** Given instruction **
From the passage on esotericism below, list every person it names as having treated Atlantis as literal fact.

** Passage to read **
——
There is the process that transformed Plato’s literary device Atlantis into a place that Blavatsky, Bailey, Steiner, Cayce and others treated as literal fact. And a new attempted synthesis among these lines will be the  The Phoenix Conspiracy, Talisman.

At the time of Blavatsky’s writings a rapid advance of a rational, scientific world-view was taking place, and this presented itself as a challenge with which the esoteric views had difficulty to compete.

Esotericism was not seen anymore as an integrative framework that explained the “hidden” (“true”) meaning of the world, as it was in the time when for example alchemy and astrology were accepted sciences, but more and more as a viewpoint outside the accepted norms.  When the hopes of constructing an alternative esoteric world view lost itself during the early part of the 20th century, anti-scientific attitudes became predominant within esoteric thought.
——
** Supplied information **
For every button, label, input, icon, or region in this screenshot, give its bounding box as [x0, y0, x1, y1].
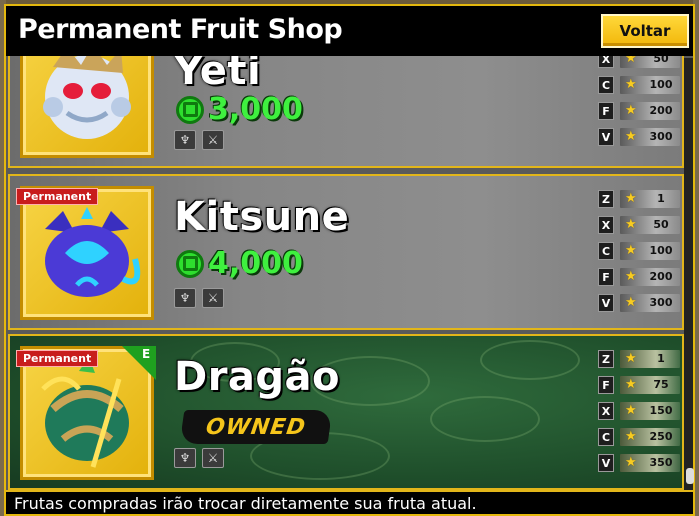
——
** Answer for this exercise **
Blavatsky, Bailey, Steiner, Cayce